▶ What this task involves
Set the listing down unchanged, minus every embedded image.

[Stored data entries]
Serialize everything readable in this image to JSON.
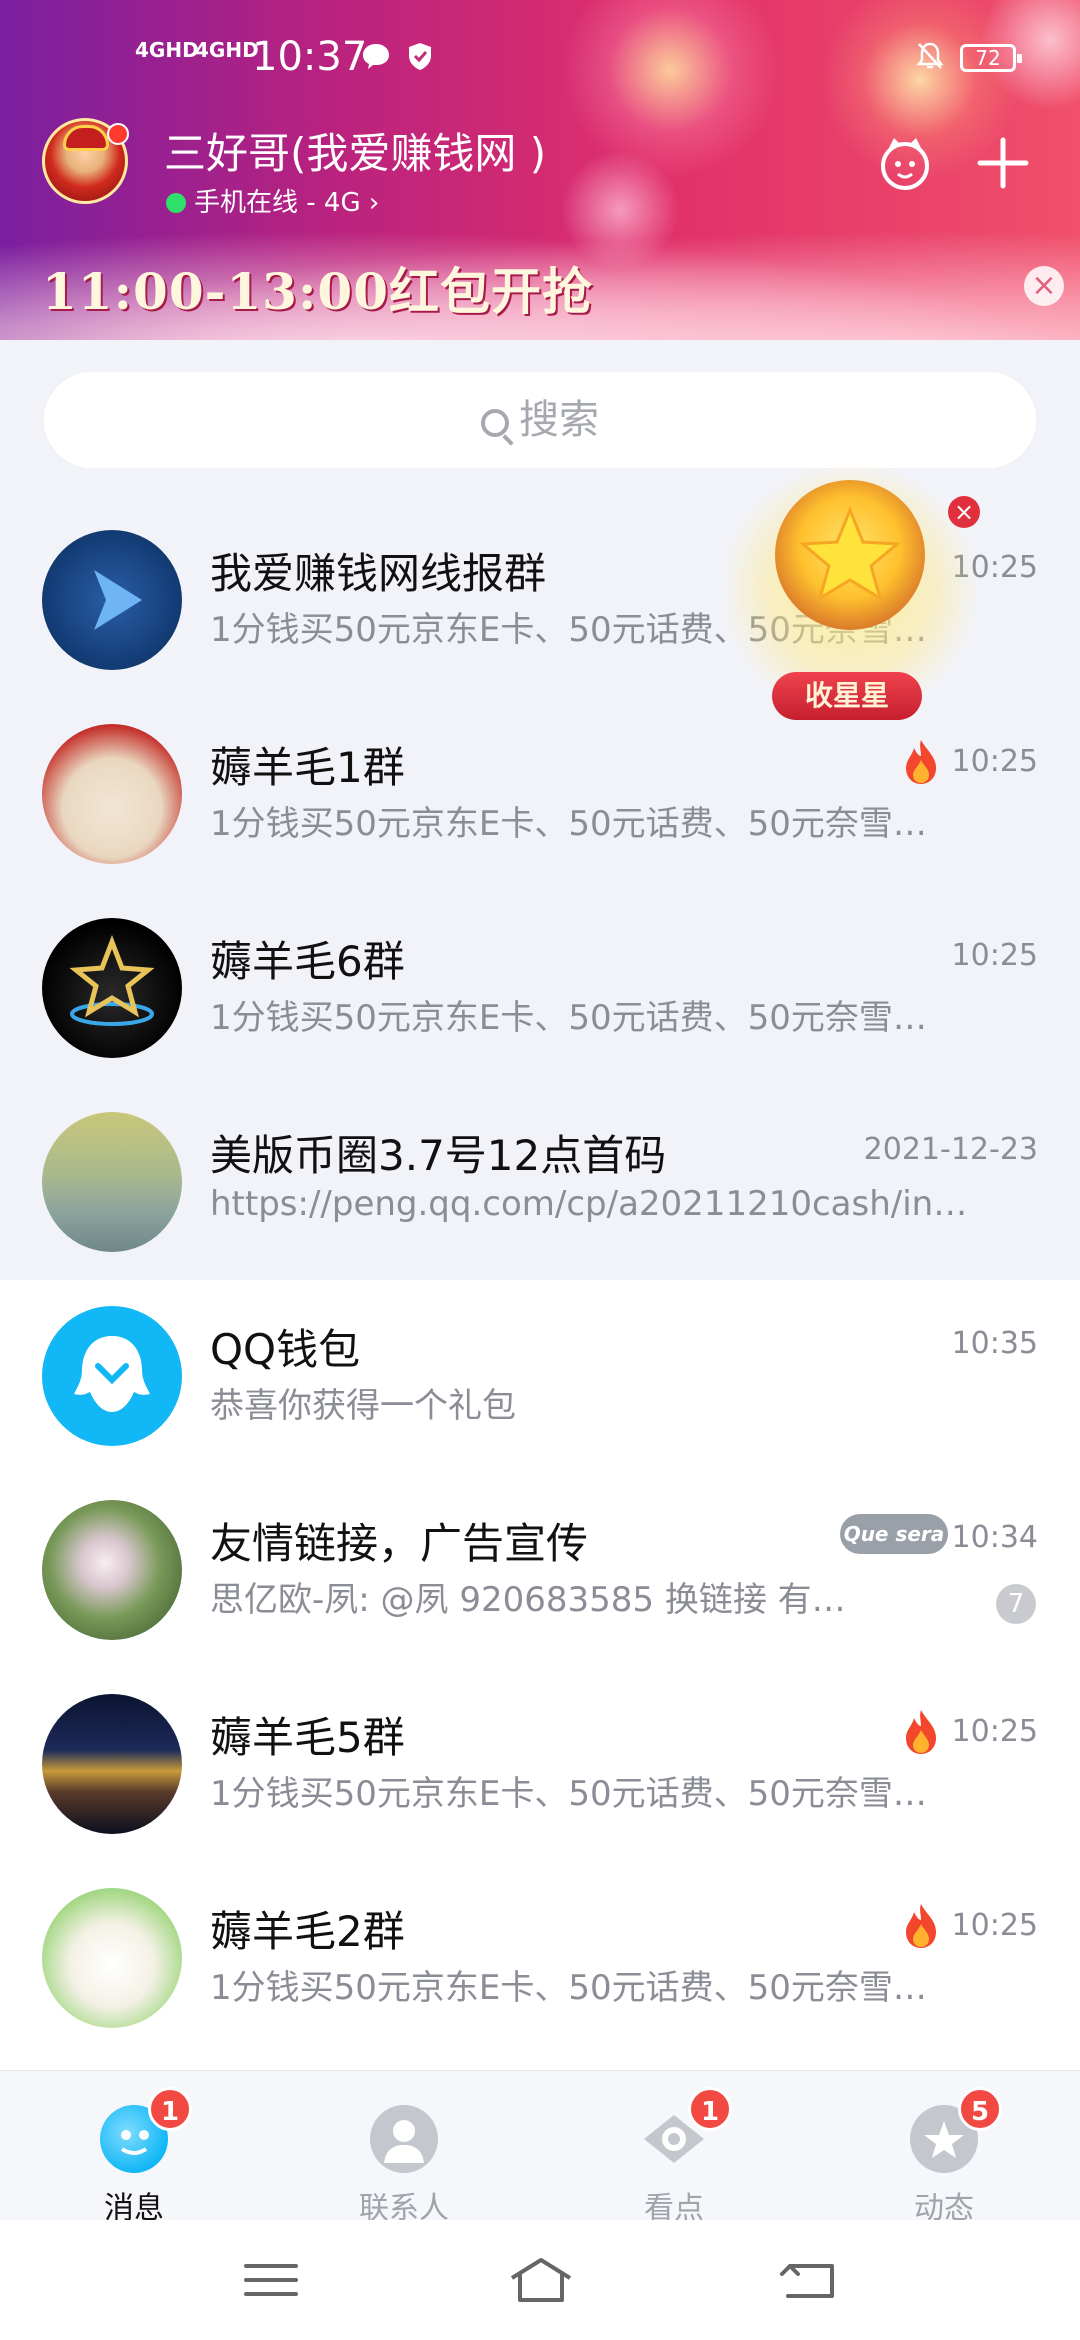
{
  "status_bar": {
    "network1": "4GHD",
    "network2": "4GHD",
    "time": "10:37",
    "battery": "72"
  },
  "header": {
    "nickname": "三好哥(我爱赚钱网 )",
    "online_status": "手机在线 - 4G",
    "banner_text": "11:00-13:00红包开抢",
    "close_glyph": "×"
  },
  "search": {
    "placeholder": "搜索"
  },
  "widget": {
    "label": "收星星",
    "close_glyph": "×"
  },
  "chats": [
    {
      "title": "我爱赚钱网线报群",
      "preview": "1分钱买50元京东E卡、50元话费、50元奈雪…",
      "time": "10:25"
    },
    {
      "title": "薅羊毛1群",
      "preview": "1分钱买50元京东E卡、50元话费、50元奈雪…",
      "time": "10:25"
    },
    {
      "title": "薅羊毛6群",
      "preview": "1分钱买50元京东E卡、50元话费、50元奈雪…",
      "time": "10:25"
    },
    {
      "title": "美版币圈3.7号12点首码",
      "preview": "https://peng.qq.com/cp/a20211210cash/in…",
      "time": "2021-12-23"
    },
    {
      "title": "QQ钱包",
      "preview": "恭喜你获得一个礼包",
      "time": "10:35"
    },
    {
      "title": "友情链接，广告宣传",
      "preview": "思亿欧-夙: @夙 920683585  换链接 有…",
      "time": "10:34",
      "count": "7",
      "tag": "Que sera"
    },
    {
      "title": "薅羊毛5群",
      "preview": "1分钱买50元京东E卡、50元话费、50元奈雪…",
      "time": "10:25"
    },
    {
      "title": "薅羊毛2群",
      "preview": "1分钱买50元京东E卡、50元话费、50元奈雪…",
      "time": "10:25"
    }
  ],
  "tabs": [
    {
      "label": "消息",
      "badge": "1"
    },
    {
      "label": "联系人"
    },
    {
      "label": "看点",
      "badge": "1"
    },
    {
      "label": "动态",
      "badge": "5"
    }
  ],
  "colors": {
    "accent": "#12b7f5",
    "badge_red": "#f24a43",
    "banner_gold": "#fff6de"
  }
}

▶ Answer in full
Serialize everything readable in this image to JSON.
{
  "status_bar": {
    "network1": "4GHD",
    "network2": "4GHD",
    "time": "10:37",
    "battery": "72"
  },
  "header": {
    "nickname": "三好哥(我爱赚钱网 )",
    "online_status": "手机在线 - 4G",
    "banner_text": "11:00-13:00红包开抢",
    "close_glyph": "×"
  },
  "search": {
    "placeholder": "搜索"
  },
  "widget": {
    "label": "收星星",
    "close_glyph": "×"
  },
  "chats": [
    {
      "title": "我爱赚钱网线报群",
      "preview": "1分钱买50元京东E卡、50元话费、50元奈雪…",
      "time": "10:25"
    },
    {
      "title": "薅羊毛1群",
      "preview": "1分钱买50元京东E卡、50元话费、50元奈雪…",
      "time": "10:25"
    },
    {
      "title": "薅羊毛6群",
      "preview": "1分钱买50元京东E卡、50元话费、50元奈雪…",
      "time": "10:25"
    },
    {
      "title": "美版币圈3.7号12点首码",
      "preview": "https://peng.qq.com/cp/a20211210cash/in…",
      "time": "2021-12-23"
    },
    {
      "title": "QQ钱包",
      "preview": "恭喜你获得一个礼包",
      "time": "10:35"
    },
    {
      "title": "友情链接，广告宣传",
      "preview": "思亿欧-夙: @夙 920683585  换链接 有…",
      "time": "10:34",
      "count": "7",
      "tag": "Que sera"
    },
    {
      "title": "薅羊毛5群",
      "preview": "1分钱买50元京东E卡、50元话费、50元奈雪…",
      "time": "10:25"
    },
    {
      "title": "薅羊毛2群",
      "preview": "1分钱买50元京东E卡、50元话费、50元奈雪…",
      "time": "10:25"
    }
  ],
  "tabs": [
    {
      "label": "消息",
      "badge": "1"
    },
    {
      "label": "联系人"
    },
    {
      "label": "看点",
      "badge": "1"
    },
    {
      "label": "动态",
      "badge": "5"
    }
  ],
  "colors": {
    "accent": "#12b7f5",
    "badge_red": "#f24a43",
    "banner_gold": "#fff6de"
  }
}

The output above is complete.